- _EXTRACTED MATERIAL_
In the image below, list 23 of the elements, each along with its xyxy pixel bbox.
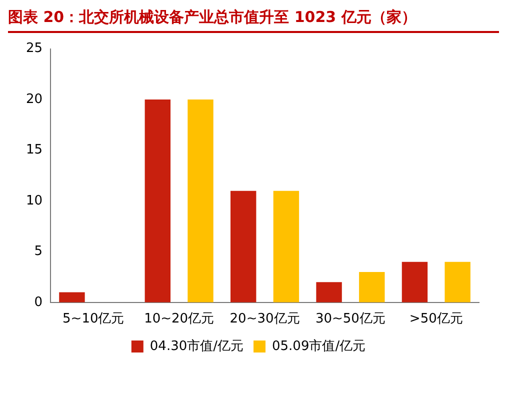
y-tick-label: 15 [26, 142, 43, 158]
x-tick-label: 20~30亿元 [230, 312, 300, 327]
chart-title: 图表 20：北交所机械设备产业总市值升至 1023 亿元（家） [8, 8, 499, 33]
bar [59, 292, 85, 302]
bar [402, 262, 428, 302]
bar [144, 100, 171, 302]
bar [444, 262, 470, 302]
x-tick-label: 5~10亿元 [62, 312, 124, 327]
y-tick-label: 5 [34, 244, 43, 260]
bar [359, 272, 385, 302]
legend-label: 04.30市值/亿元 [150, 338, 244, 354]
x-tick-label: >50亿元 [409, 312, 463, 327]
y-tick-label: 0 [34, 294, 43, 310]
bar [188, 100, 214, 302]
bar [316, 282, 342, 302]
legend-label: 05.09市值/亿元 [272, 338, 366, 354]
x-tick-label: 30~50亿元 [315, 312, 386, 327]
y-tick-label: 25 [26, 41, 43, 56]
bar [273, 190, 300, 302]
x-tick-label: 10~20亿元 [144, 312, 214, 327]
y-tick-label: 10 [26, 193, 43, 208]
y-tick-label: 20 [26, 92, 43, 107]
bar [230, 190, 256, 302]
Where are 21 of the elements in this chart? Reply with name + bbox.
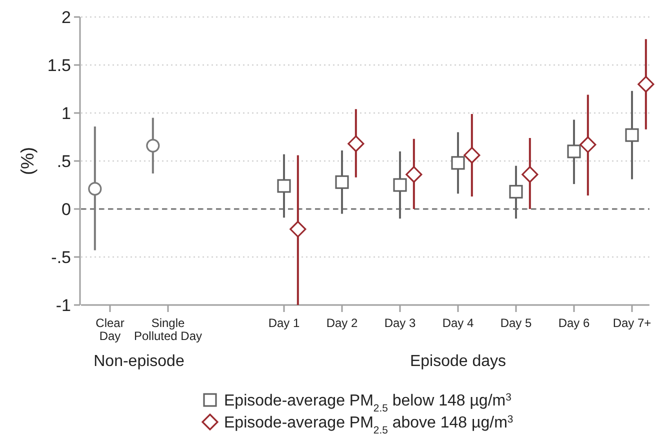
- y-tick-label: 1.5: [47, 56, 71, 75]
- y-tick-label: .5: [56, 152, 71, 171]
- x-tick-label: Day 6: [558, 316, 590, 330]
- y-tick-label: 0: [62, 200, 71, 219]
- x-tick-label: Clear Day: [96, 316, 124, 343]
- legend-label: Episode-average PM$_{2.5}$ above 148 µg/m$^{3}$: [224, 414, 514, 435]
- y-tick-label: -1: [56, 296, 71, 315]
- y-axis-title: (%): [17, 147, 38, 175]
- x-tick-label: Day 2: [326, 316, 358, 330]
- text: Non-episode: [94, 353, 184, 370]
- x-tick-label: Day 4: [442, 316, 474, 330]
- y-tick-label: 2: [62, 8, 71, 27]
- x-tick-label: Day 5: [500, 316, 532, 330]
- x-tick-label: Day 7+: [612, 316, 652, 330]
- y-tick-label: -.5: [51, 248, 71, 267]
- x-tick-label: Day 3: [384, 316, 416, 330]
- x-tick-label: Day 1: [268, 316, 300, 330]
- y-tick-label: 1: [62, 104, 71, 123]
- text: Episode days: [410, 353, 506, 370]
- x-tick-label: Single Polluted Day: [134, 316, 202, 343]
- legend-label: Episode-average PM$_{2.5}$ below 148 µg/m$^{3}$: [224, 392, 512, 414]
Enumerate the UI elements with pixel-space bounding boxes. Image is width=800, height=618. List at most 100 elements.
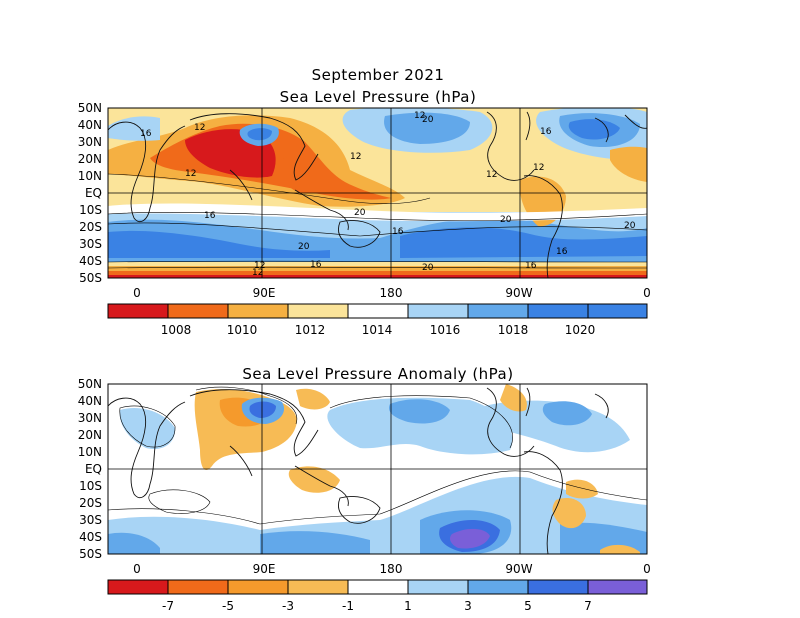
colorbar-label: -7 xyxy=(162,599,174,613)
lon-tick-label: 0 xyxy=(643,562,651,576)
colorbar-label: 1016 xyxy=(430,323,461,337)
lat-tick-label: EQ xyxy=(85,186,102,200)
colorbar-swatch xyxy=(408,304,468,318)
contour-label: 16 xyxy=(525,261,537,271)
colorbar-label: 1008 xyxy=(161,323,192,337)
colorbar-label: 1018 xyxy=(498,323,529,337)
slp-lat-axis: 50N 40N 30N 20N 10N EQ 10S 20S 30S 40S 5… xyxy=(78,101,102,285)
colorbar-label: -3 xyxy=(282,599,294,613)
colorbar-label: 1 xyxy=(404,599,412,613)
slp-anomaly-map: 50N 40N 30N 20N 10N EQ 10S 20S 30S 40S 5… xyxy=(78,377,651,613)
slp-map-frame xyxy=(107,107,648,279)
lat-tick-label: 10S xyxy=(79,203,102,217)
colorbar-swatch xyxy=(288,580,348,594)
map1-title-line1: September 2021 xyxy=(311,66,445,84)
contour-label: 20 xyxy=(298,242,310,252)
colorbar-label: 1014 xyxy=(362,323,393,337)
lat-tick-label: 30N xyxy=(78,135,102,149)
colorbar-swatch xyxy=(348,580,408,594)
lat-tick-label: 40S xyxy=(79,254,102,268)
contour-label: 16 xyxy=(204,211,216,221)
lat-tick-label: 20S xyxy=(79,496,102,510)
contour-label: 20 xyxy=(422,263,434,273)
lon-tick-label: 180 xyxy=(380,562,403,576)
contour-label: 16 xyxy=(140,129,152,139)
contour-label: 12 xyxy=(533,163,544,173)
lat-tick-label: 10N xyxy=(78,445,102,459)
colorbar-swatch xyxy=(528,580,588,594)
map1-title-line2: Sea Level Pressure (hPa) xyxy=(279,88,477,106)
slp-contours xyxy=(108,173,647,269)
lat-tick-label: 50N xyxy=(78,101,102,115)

- _WHAT TO WORK ON_
Can you return, unchanged and with both ends included, the stretch of the records from the line containing "y-tick-label: 15 [26, 142, 43, 158]" through the line containing "Where are 21"?

- _CORRECT OUTPUT_
y-tick-label: 15 [26, 142, 43, 158]
x-tick-label: 20~30亿元 [230, 312, 300, 327]
chart-title: 图表 20：北交所机械设备产业总市值升至 1023 亿元（家） [8, 8, 499, 33]
bar [59, 292, 85, 302]
bar [402, 262, 428, 302]
bar [144, 100, 171, 302]
bar [444, 262, 470, 302]
x-tick-label: 5~10亿元 [62, 312, 124, 327]
y-tick-label: 5 [34, 244, 43, 260]
bar [359, 272, 385, 302]
legend-label: 04.30市值/亿元 [150, 338, 244, 354]
x-tick-label: >50亿元 [409, 312, 463, 327]
y-tick-label: 0 [34, 294, 43, 310]
bar [188, 100, 214, 302]
bar [316, 282, 342, 302]
legend-label: 05.09市值/亿元 [272, 338, 366, 354]
x-tick-label: 30~50亿元 [315, 312, 386, 327]
y-tick-label: 25 [26, 41, 43, 56]
bar [273, 190, 300, 302]
x-tick-label: 10~20亿元 [144, 312, 214, 327]
y-tick-label: 10 [26, 193, 43, 208]
y-tick-label: 20 [26, 92, 43, 107]
bar [230, 190, 256, 302]
Where are 21 of the elements in this chart? Reply with name + bbox.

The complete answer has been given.